** start Records provided **

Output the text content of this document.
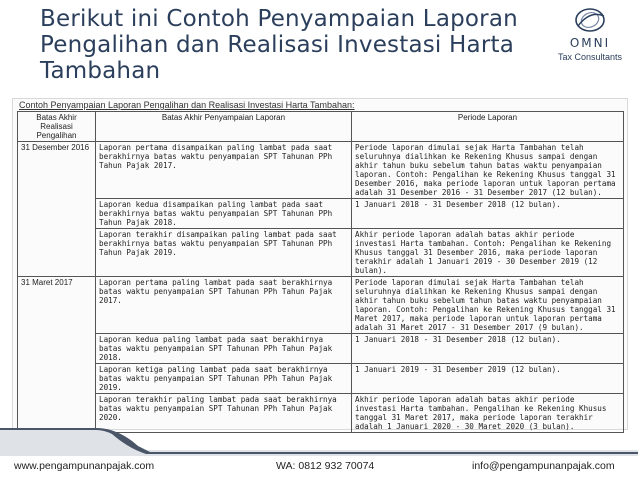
Berikut ini Contoh Penyampaian Laporan
Pengalihan dan Realisasi Investasi Harta
Tambahan
OMNI
Tax Consultants
Contoh Penyampaian Laporan Pengalihan dan Realisasi Investasi Harta Tambahan:
Batas Akhir Realisasi Pengalihan	Batas Akhir Penyampaian Laporan	Periode Laporan
31 Desember 2016	Laporan pertama disampaikan paling lambat pada saat berakhirnya batas waktu penyampaian SPT Tahunan PPh Tahun Pajak 2017.	Periode laporan dimulai sejak Harta Tambahan telah seluruhnya dialihkan ke Rekening Khusus sampai dengan akhir tahun buku sebelum tahun batas waktu penyampaian laporan. Contoh: Pengalihan ke Rekening Khusus tanggal 31 Desember 2016, maka periode laporan untuk laporan pertama adalah 31 Desember 2016 - 31 Desember 2017 (12 bulan).
	Laporan kedua disampaikan paling lambat pada saat berakhirnya batas waktu penyampaian SPT Tahunan PPh Tahun Pajak 2018.	1 Januari 2018 - 31 Desember 2018 (12 bulan).
	Laporan terakhir disampaikan paling lambat pada saat berakhirnya batas waktu penyampaian SPT Tahunan PPh Tahun Pajak 2019.	Akhir periode laporan adalah batas akhir periode investasi Harta tambahan. Contoh: Pengalihan ke Rekening Khusus tanggal 31 Desember 2016, maka periode laporan terakhir adalah 1 Januari 2019 - 30 Desember 2019 (12 bulan).
31 Maret 2017	Laporan pertama paling lambat pada saat berakhirnya batas waktu penyampaian SPT Tahunan PPh Tahun Pajak 2017.	Periode laporan dimulai sejak Harta Tambahan telah seluruhnya dialihkan ke Rekening Khusus sampai dengan akhir tahun buku sebelum tahun batas waktu penyampaian laporan. Contoh: Pengalihan ke Rekening Khusus tanggal 31 Maret 2017, maka periode laporan untuk laporan pertama adalah 31 Maret 2017 - 31 Desember 2017 (9 bulan).
	Laporan kedua paling lambat pada saat berakhirnya batas waktu penyampaian SPT Tahunan PPh Tahun Pajak 2018.	1 Januari 2018 - 31 Desember 2018 (12 bulan).
	Laporan ketiga paling lambat pada saat berakhirnya batas waktu penyampaian SPT Tahunan PPh Tahun Pajak 2019.	1 Januari 2019 - 31 Desember 2019 (12 bulan).
	Laporan terakhir paling lambat pada saat berakhirnya batas waktu penyampaian SPT Tahunan PPh Tahun Pajak 2020.	Akhir periode laporan adalah batas akhir periode investasi Harta tambahan. Pengalihan ke Rekening Khusus tanggal 31 Maret 2017, maka periode laporan terakhir adalah 1 Januari 2020 - 30 Maret 2020 (3 bulan).
www.pengampunanpajak.com	WA: 0812 932 70074	info@pengampunanpajak.com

** end Records provided **

* _What this task involves_:
Your task is to list each line of the records with the word "pertama".

* _Task output_:
31 Desember 2016	Laporan pertama disampaikan paling lambat pada saat berakhirnya batas waktu penyampaian SPT Tahunan PPh Tahun Pajak 2017.	Periode laporan dimulai sejak Harta Tambahan telah seluruhnya dialihkan ke Rekening Khusus sampai dengan akhir tahun buku sebelum tahun batas waktu penyampaian laporan. Contoh: Pengalihan ke Rekening Khusus tanggal 31 Desember 2016, maka periode laporan untuk laporan pertama adalah 31 Desember 2016 - 31 Desember 2017 (12 bulan).
31 Maret 2017	Laporan pertama paling lambat pada saat berakhirnya batas waktu penyampaian SPT Tahunan PPh Tahun Pajak 2017.	Periode laporan dimulai sejak Harta Tambahan telah seluruhnya dialihkan ke Rekening Khusus sampai dengan akhir tahun buku sebelum tahun batas waktu penyampaian laporan. Contoh: Pengalihan ke Rekening Khusus tanggal 31 Maret 2017, maka periode laporan untuk laporan pertama adalah 31 Maret 2017 - 31 Desember 2017 (9 bulan).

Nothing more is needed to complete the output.